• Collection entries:

****************

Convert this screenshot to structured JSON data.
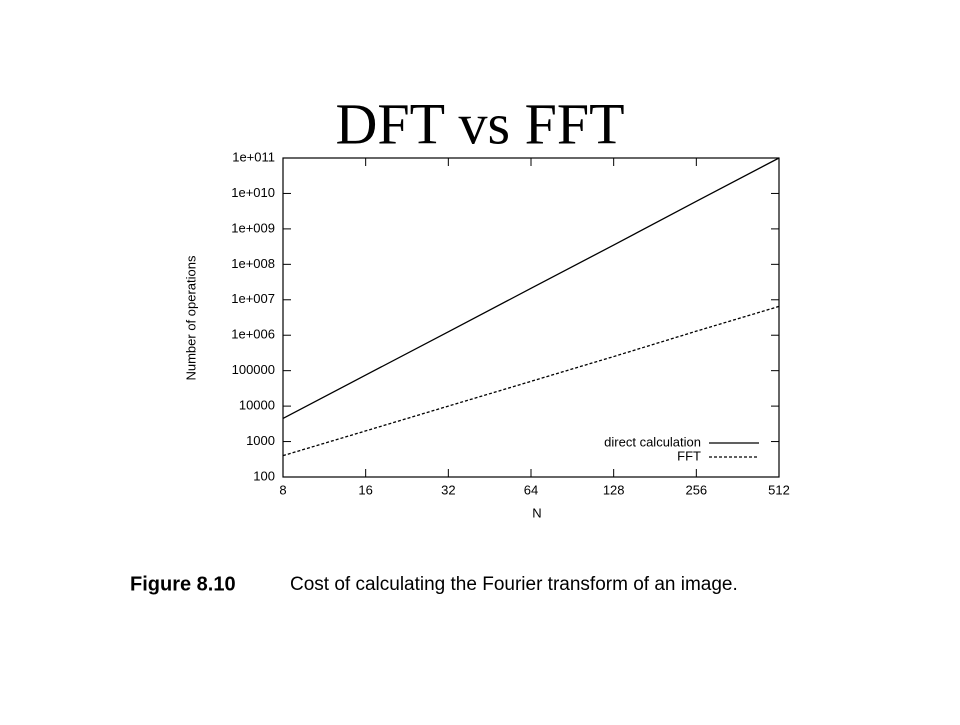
{
  "chart_data": {
    "type": "line",
    "title": "DFT vs FFT",
    "x_label": "N",
    "y_label": "Number of operations",
    "figure_label": "Figure 8.10",
    "caption": "Cost of calculating the Fourier transform of an image.",
    "x": [
      8,
      16,
      32,
      64,
      128,
      256,
      512
    ],
    "series": [
      {
        "name": "direct calculation",
        "color": "#000000",
        "dash": "solid",
        "values": [
          4500,
          75000,
          1250000,
          21000000,
          350000000,
          6000000000,
          100000000000
        ]
      },
      {
        "name": "FFT",
        "color": "#000000",
        "dash": "dotted",
        "values": [
          400,
          2000,
          10000,
          50000,
          250000,
          1300000,
          6500000
        ]
      }
    ],
    "xscale": "log",
    "yscale": "log",
    "xlim": [
      8,
      512
    ],
    "ylim": [
      100,
      100000000000
    ],
    "xticks": [
      8,
      16,
      32,
      64,
      128,
      256,
      512
    ],
    "yticks": [
      100,
      1000,
      10000,
      100000,
      {
        "value": 1000000,
        "label": "1e+006"
      },
      {
        "value": 10000000,
        "label": "1e+007"
      },
      {
        "value": 100000000,
        "label": "1e+008"
      },
      {
        "value": 1000000000,
        "label": "1e+009"
      },
      {
        "value": 10000000000,
        "label": "1e+010"
      },
      {
        "value": 100000000000,
        "label": "1e+011"
      }
    ],
    "grid": false,
    "legend": "lower-right"
  }
}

****************

• Requirements:
Leave out the pictures and output every record above precisely as given.

• Correct output:
Convert this screenshot to structured JSON data.
{
  "chart_data": {
    "type": "line",
    "title": "DFT vs FFT",
    "x_label": "N",
    "y_label": "Number of operations",
    "figure_label": "Figure 8.10",
    "caption": "Cost of calculating the Fourier transform of an image.",
    "x": [
      8,
      16,
      32,
      64,
      128,
      256,
      512
    ],
    "series": [
      {
        "name": "direct calculation",
        "color": "#000000",
        "dash": "solid",
        "values": [
          4500,
          75000,
          1250000,
          21000000,
          350000000,
          6000000000,
          100000000000
        ]
      },
      {
        "name": "FFT",
        "color": "#000000",
        "dash": "dotted",
        "values": [
          400,
          2000,
          10000,
          50000,
          250000,
          1300000,
          6500000
        ]
      }
    ],
    "xscale": "log",
    "yscale": "log",
    "xlim": [
      8,
      512
    ],
    "ylim": [
      100,
      100000000000
    ],
    "xticks": [
      8,
      16,
      32,
      64,
      128,
      256,
      512
    ],
    "yticks": [
      100,
      1000,
      10000,
      100000,
      {
        "value": 1000000,
        "label": "1e+006"
      },
      {
        "value": 10000000,
        "label": "1e+007"
      },
      {
        "value": 100000000,
        "label": "1e+008"
      },
      {
        "value": 1000000000,
        "label": "1e+009"
      },
      {
        "value": 10000000000,
        "label": "1e+010"
      },
      {
        "value": 100000000000,
        "label": "1e+011"
      }
    ],
    "grid": false,
    "legend": "lower-right"
  }
}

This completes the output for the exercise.